* Records for processing:

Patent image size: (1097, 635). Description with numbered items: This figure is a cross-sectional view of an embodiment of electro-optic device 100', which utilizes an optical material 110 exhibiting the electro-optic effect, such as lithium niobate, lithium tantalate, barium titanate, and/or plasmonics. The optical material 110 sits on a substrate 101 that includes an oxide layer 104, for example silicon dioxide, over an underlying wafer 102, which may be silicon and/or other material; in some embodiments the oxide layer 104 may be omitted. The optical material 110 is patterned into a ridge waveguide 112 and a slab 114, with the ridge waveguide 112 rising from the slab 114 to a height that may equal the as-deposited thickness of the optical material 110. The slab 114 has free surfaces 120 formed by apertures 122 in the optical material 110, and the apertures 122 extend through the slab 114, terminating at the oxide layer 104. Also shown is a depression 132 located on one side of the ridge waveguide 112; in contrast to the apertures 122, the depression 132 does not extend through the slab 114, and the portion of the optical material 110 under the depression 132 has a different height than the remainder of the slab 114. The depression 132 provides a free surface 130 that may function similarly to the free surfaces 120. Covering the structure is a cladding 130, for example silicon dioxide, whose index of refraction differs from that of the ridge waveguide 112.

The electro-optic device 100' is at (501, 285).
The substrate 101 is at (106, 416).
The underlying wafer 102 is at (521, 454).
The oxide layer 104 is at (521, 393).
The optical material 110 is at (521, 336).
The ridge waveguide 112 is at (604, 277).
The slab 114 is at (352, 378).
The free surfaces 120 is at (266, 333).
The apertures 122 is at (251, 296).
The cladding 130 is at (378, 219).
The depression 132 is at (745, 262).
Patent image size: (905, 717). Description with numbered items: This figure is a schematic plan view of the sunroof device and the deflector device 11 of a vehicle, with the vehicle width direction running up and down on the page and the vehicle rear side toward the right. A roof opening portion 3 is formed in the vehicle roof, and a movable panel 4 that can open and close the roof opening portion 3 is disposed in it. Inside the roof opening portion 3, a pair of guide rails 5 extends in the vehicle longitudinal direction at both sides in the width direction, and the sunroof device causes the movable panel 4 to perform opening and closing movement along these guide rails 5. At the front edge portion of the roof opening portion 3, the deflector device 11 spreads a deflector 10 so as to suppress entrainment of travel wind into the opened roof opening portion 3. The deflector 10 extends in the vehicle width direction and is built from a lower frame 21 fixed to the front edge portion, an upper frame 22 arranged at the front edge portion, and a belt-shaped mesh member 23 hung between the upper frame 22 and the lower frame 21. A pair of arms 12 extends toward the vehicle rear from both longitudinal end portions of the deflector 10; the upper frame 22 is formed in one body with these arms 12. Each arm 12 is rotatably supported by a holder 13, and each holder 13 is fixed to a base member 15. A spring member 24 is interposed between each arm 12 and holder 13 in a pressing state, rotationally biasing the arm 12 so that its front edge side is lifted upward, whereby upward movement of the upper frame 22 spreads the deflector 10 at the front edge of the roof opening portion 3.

* What is being asked: Format all of the lines above as a numbered list, omitting any blank lines.

* Solved problem:
1. Patent image size: (1097, 635). Description with numbered items: This figure is a cross-sectional view of an embodiment of electro-optic device 100', which utilizes an optical material 110 exhibiting the electro-optic effect, such as lithium niobate, lithium tantalate, barium titanate, and/or plasmonics. The optical material 110 sits on a substrate 101 that includes an oxide layer 104, for example silicon dioxide, over an underlying wafer 102, which may be silicon and/or other material; in some embodiments the oxide layer 104 may be omitted. The optical material 110 is patterned into a ridge waveguide 112 and a slab 114, with the ridge waveguide 112 rising from the slab 114 to a height that may equal the as-deposited thickness of the optical material 110. The slab 114 has free surfaces 120 formed by apertures 122 in the optical material 110, and the apertures 122 extend through the slab 114, terminating at the oxide layer 104. Also shown is a depression 132 located on one side of the ridge waveguide 112; in contrast to the apertures 122, the depression 132 does not extend through the slab 114, and the portion of the optical material 110 under the depression 132 has a different height than the remainder of the slab 114. The depression 132 provides a free surface 130 that may function similarly to the free surfaces 120. Covering the structure is a cladding 130, for example silicon dioxide, whose index of refraction differs from that of the ridge waveguide 112.
2. The electro-optic device 100' is at (501, 285).
3. The substrate 101 is at (106, 416).
4. The underlying wafer 102 is at (521, 454).
5. The oxide layer 104 is at (521, 393).
6. The optical material 110 is at (521, 336).
7. The ridge waveguide 112 is at (604, 277).
8. The slab 114 is at (352, 378).
9. The free surfaces 120 is at (266, 333).
10. The apertures 122 is at (251, 296).
11. The cladding 130 is at (378, 219).
12. The depression 132 is at (745, 262).
13. Patent image size: (905, 717). Description with numbered items: This figure is a schematic plan view of the sunroof device and the deflector device 11 of a vehicle, with the vehicle width direction running up and down on the page and the vehicle rear side toward the right. A roof opening portion 3 is formed in the vehicle roof, and a movable panel 4 that can open and close the roof opening portion 3 is disposed in it. Inside the roof opening portion 3, a pair of guide rails 5 extends in the vehicle longitudinal direction at both sides in the width direction, and the sunroof device causes the movable panel 4 to perform opening and closing movement along these guide rails 5. At the front edge portion of the roof opening portion 3, the deflector device 11 spreads a deflector 10 so as to suppress entrainment of travel wind into the opened roof opening portion 3. The deflector 10 extends in the vehicle width direction and is built from a lower frame 21 fixed to the front edge portion, an upper frame 22 arranged at the front edge portion, and a belt-shaped mesh member 23 hung between the upper frame 22 and the lower frame 21. A pair of arms 12 extends toward the vehicle rear from both longitudinal end portions of the deflector 10; the upper frame 22 is formed in one body with these arms 12. Each arm 12 is rotatably supported by a holder 13, and each holder 13 is fixed to a base member 15. A spring member 24 is interposed between each arm 12 and holder 13 in a pressing state, rotationally biasing the arm 12 so that its front edge side is lifted upward, whereby upward movement of the upper frame 22 spreads the deflector 10 at the front edge of the roof opening portion 3.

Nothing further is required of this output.